PROBLEM DETAILS | Filter the listing below, copying every line in which the word "name" appears.

(Dataset entries on figures)
--- START ---

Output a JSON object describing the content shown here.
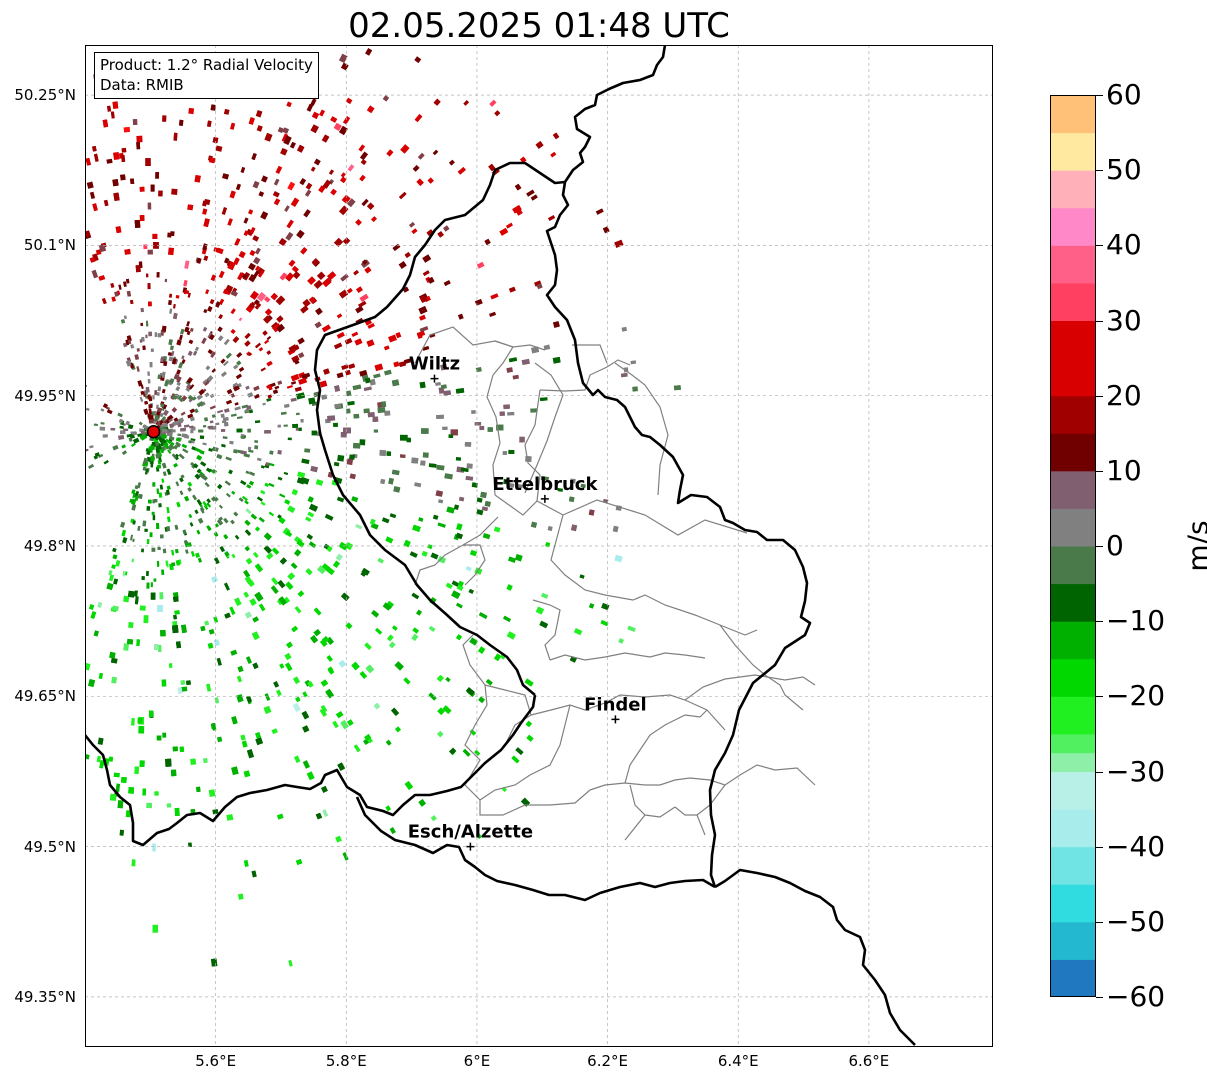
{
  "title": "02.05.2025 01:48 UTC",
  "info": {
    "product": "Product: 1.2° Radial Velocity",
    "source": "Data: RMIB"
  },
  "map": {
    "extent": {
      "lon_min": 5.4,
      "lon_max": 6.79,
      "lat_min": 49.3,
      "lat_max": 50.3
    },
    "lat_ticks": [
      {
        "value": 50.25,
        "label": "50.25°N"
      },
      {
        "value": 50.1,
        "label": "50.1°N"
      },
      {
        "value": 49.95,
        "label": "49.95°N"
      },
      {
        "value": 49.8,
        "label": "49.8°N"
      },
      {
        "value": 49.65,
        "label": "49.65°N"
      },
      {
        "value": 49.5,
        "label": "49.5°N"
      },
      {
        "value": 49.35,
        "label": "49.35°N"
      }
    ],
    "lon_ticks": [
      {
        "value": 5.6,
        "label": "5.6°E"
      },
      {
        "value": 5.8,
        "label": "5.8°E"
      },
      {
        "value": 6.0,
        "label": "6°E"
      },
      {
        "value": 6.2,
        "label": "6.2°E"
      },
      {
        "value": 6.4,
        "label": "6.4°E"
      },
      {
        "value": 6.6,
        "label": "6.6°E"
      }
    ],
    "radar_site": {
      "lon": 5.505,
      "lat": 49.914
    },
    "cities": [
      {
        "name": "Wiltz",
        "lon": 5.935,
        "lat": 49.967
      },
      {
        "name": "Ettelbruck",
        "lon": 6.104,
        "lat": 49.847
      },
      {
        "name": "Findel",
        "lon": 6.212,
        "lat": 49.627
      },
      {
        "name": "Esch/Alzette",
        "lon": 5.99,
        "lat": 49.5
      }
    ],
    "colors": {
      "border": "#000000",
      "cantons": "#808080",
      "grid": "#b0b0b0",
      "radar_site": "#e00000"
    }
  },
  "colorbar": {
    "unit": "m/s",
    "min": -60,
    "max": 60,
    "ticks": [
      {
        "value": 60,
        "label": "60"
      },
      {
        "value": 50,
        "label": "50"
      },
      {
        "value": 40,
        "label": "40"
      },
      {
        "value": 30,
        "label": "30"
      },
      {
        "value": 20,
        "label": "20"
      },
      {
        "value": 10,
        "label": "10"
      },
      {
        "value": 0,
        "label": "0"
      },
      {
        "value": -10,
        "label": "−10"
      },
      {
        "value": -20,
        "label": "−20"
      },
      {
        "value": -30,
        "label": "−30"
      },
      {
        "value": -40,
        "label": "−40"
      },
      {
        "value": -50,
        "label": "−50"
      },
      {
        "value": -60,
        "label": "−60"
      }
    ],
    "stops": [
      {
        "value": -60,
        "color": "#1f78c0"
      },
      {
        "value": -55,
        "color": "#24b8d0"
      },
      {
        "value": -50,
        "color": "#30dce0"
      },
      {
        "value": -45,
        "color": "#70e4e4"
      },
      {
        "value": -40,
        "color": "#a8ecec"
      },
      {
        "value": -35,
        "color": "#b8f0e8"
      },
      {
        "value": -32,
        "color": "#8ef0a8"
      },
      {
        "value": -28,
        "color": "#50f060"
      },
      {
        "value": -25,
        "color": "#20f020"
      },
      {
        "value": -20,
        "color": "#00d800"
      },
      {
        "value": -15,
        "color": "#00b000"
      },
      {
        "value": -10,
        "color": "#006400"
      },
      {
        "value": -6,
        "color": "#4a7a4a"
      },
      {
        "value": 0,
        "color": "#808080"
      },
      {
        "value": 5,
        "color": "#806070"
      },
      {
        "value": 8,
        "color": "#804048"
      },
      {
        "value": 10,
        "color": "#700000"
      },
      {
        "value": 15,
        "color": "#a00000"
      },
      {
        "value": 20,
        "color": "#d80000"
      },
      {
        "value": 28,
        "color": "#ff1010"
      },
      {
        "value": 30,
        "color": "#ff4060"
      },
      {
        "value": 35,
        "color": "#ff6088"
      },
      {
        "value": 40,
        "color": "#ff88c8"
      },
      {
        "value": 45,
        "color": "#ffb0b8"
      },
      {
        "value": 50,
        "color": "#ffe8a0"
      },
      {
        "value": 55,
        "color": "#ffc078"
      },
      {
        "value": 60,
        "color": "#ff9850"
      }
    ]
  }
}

--- END ---

EXERCISE RESULT |
        "name": "Wiltz",
        "name": "Ettelbruck",
        "name": "Findel",
        "name": "Esch/Alzette",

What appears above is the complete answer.